AUFGABENSTELLUNG ::
Bearbeite die folgenden Datensätze, indem du „decision-region“ durch „decision-area“ ersetzt. Alles Übrige bleibt unverändert.

>>>>

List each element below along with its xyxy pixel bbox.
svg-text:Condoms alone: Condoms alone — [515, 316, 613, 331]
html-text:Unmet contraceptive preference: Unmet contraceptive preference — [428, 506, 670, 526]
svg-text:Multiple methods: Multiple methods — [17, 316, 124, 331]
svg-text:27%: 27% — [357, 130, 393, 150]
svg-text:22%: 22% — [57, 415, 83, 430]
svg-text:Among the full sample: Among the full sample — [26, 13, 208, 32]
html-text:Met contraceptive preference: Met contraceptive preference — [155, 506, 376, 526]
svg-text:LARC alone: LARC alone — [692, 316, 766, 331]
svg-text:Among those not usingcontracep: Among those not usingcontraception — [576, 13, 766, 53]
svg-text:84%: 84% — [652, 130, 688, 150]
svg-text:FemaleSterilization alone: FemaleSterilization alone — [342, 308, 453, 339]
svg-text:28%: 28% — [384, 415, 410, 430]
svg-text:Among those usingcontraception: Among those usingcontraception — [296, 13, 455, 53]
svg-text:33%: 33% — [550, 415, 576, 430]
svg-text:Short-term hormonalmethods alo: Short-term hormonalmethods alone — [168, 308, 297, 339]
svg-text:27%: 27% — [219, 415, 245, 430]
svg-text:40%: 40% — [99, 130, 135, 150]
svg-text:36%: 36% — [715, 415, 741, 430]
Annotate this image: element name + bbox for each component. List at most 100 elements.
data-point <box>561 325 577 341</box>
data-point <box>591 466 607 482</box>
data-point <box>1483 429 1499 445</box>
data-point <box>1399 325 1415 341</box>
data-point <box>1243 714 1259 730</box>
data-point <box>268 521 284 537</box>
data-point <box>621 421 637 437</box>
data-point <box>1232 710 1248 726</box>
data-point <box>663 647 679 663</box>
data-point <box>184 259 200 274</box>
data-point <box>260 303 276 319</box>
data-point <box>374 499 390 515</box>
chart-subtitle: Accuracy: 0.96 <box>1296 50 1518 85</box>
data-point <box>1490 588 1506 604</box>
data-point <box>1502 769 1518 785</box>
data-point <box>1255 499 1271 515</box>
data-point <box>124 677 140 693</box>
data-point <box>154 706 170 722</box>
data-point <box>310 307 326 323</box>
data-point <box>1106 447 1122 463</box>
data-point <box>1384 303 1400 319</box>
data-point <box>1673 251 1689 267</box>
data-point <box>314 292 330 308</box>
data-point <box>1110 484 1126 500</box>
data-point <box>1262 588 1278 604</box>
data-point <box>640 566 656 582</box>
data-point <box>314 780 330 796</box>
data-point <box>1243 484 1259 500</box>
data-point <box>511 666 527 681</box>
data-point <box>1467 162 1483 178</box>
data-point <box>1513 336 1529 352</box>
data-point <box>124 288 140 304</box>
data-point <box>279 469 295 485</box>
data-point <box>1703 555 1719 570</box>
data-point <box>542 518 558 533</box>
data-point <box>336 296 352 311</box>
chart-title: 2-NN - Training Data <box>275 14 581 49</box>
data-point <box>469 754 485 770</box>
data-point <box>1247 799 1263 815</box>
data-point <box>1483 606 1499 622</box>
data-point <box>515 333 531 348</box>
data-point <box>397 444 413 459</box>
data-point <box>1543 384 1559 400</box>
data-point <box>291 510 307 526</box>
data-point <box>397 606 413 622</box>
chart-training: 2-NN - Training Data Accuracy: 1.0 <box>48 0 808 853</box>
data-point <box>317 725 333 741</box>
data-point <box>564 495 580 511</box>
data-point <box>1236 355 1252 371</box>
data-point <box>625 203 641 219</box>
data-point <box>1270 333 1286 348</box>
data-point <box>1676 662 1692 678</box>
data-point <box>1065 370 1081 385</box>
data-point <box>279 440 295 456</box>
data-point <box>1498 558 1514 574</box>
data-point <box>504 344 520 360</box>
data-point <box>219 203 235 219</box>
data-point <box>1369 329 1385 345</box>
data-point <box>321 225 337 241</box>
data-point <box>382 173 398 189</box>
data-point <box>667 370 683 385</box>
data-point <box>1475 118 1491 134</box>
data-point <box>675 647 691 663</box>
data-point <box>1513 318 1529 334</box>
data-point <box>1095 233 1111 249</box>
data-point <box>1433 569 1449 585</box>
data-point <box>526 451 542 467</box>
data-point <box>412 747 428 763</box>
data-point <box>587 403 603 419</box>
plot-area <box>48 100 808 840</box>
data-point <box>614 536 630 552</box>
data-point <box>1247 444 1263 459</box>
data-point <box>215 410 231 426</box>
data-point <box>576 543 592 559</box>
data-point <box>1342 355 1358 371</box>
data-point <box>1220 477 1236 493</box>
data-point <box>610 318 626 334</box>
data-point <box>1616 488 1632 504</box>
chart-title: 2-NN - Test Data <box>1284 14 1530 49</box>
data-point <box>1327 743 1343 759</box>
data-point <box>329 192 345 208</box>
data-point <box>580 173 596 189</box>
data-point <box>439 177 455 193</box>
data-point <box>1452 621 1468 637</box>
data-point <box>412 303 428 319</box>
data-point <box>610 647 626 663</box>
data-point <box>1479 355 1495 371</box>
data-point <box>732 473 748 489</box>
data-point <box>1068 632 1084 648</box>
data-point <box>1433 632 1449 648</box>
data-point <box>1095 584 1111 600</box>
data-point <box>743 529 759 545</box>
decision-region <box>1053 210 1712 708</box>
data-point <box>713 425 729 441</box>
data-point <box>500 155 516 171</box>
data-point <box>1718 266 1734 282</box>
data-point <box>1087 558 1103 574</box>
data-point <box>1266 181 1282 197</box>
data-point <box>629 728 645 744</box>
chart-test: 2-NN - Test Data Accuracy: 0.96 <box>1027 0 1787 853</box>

<<<<

FERTIGE ANTWORT ::
List each element below along with its xyxy pixel bbox.
svg-text:Condoms alone: Condoms alone — [515, 316, 613, 331]
html-text:Unmet contraceptive preference: Unmet contraceptive preference — [428, 506, 670, 526]
svg-text:Multiple methods: Multiple methods — [17, 316, 124, 331]
svg-text:27%: 27% — [357, 130, 393, 150]
svg-text:22%: 22% — [57, 415, 83, 430]
svg-text:Among the full sample: Among the full sample — [26, 13, 208, 32]
html-text:Met contraceptive preference: Met contraceptive preference — [155, 506, 376, 526]
svg-text:LARC alone: LARC alone — [692, 316, 766, 331]
svg-text:Among those not usingcontracep: Among those not usingcontraception — [576, 13, 766, 53]
svg-text:84%: 84% — [652, 130, 688, 150]
svg-text:FemaleSterilization alone: FemaleSterilization alone — [342, 308, 453, 339]
svg-text:28%: 28% — [384, 415, 410, 430]
svg-text:Among those usingcontraception: Among those usingcontraception — [296, 13, 455, 53]
svg-text:33%: 33% — [550, 415, 576, 430]
svg-text:Short-term hormonalmethods alo: Short-term hormonalmethods alone — [168, 308, 297, 339]
svg-text:27%: 27% — [219, 415, 245, 430]
svg-text:40%: 40% — [99, 130, 135, 150]
svg-text:36%: 36% — [715, 415, 741, 430]
Annotate this image: element name + bbox for each component. List at most 100 elements.
data-point <box>561 325 577 341</box>
data-point <box>591 466 607 482</box>
data-point <box>1483 429 1499 445</box>
data-point <box>1399 325 1415 341</box>
data-point <box>1243 714 1259 730</box>
data-point <box>268 521 284 537</box>
data-point <box>621 421 637 437</box>
data-point <box>1232 710 1248 726</box>
data-point <box>663 647 679 663</box>
data-point <box>184 259 200 274</box>
data-point <box>260 303 276 319</box>
data-point <box>374 499 390 515</box>
chart-subtitle: Accuracy: 0.96 <box>1296 50 1518 85</box>
data-point <box>1490 588 1506 604</box>
data-point <box>1502 769 1518 785</box>
data-point <box>1255 499 1271 515</box>
data-point <box>124 677 140 693</box>
data-point <box>154 706 170 722</box>
data-point <box>310 307 326 323</box>
data-point <box>1106 447 1122 463</box>
data-point <box>1384 303 1400 319</box>
data-point <box>1673 251 1689 267</box>
data-point <box>314 292 330 308</box>
data-point <box>1110 484 1126 500</box>
data-point <box>1262 588 1278 604</box>
data-point <box>640 566 656 582</box>
data-point <box>314 780 330 796</box>
data-point <box>1243 484 1259 500</box>
data-point <box>511 666 527 681</box>
data-point <box>1467 162 1483 178</box>
data-point <box>1513 336 1529 352</box>
data-point <box>124 288 140 304</box>
data-point <box>279 469 295 485</box>
data-point <box>1703 555 1719 570</box>
data-point <box>542 518 558 533</box>
data-point <box>336 296 352 311</box>
chart-title: 2-NN - Training Data <box>275 14 581 49</box>
data-point <box>469 754 485 770</box>
data-point <box>1247 799 1263 815</box>
data-point <box>1483 606 1499 622</box>
data-point <box>515 333 531 348</box>
data-point <box>397 444 413 459</box>
data-point <box>1543 384 1559 400</box>
data-point <box>291 510 307 526</box>
data-point <box>397 606 413 622</box>
chart-training: 2-NN - Training Data Accuracy: 1.0 <box>48 0 808 853</box>
data-point <box>317 725 333 741</box>
data-point <box>564 495 580 511</box>
data-point <box>1236 355 1252 371</box>
data-point <box>625 203 641 219</box>
data-point <box>1270 333 1286 348</box>
data-point <box>1676 662 1692 678</box>
data-point <box>1065 370 1081 385</box>
data-point <box>279 440 295 456</box>
data-point <box>1498 558 1514 574</box>
data-point <box>504 344 520 360</box>
data-point <box>219 203 235 219</box>
data-point <box>1369 329 1385 345</box>
data-point <box>321 225 337 241</box>
data-point <box>382 173 398 189</box>
data-point <box>667 370 683 385</box>
data-point <box>1475 118 1491 134</box>
data-point <box>675 647 691 663</box>
data-point <box>1513 318 1529 334</box>
data-point <box>1095 233 1111 249</box>
data-point <box>1433 569 1449 585</box>
data-point <box>526 451 542 467</box>
data-point <box>412 747 428 763</box>
data-point <box>587 403 603 419</box>
plot-area <box>48 100 808 840</box>
data-point <box>614 536 630 552</box>
data-point <box>1247 444 1263 459</box>
data-point <box>215 410 231 426</box>
data-point <box>576 543 592 559</box>
data-point <box>1342 355 1358 371</box>
data-point <box>1220 477 1236 493</box>
data-point <box>610 318 626 334</box>
data-point <box>1616 488 1632 504</box>
chart-title: 2-NN - Test Data <box>1284 14 1530 49</box>
data-point <box>1327 743 1343 759</box>
data-point <box>329 192 345 208</box>
data-point <box>580 173 596 189</box>
data-point <box>439 177 455 193</box>
data-point <box>1452 621 1468 637</box>
data-point <box>412 303 428 319</box>
data-point <box>610 647 626 663</box>
data-point <box>1479 355 1495 371</box>
data-point <box>732 473 748 489</box>
data-point <box>1068 632 1084 648</box>
data-point <box>1433 632 1449 648</box>
data-point <box>1095 584 1111 600</box>
data-point <box>743 529 759 545</box>
decision-area <box>1053 210 1712 708</box>
data-point <box>713 425 729 441</box>
data-point <box>500 155 516 171</box>
data-point <box>1718 266 1734 282</box>
data-point <box>1087 558 1103 574</box>
data-point <box>1266 181 1282 197</box>
data-point <box>629 728 645 744</box>
chart-test: 2-NN - Test Data Accuracy: 0.96 <box>1027 0 1787 853</box>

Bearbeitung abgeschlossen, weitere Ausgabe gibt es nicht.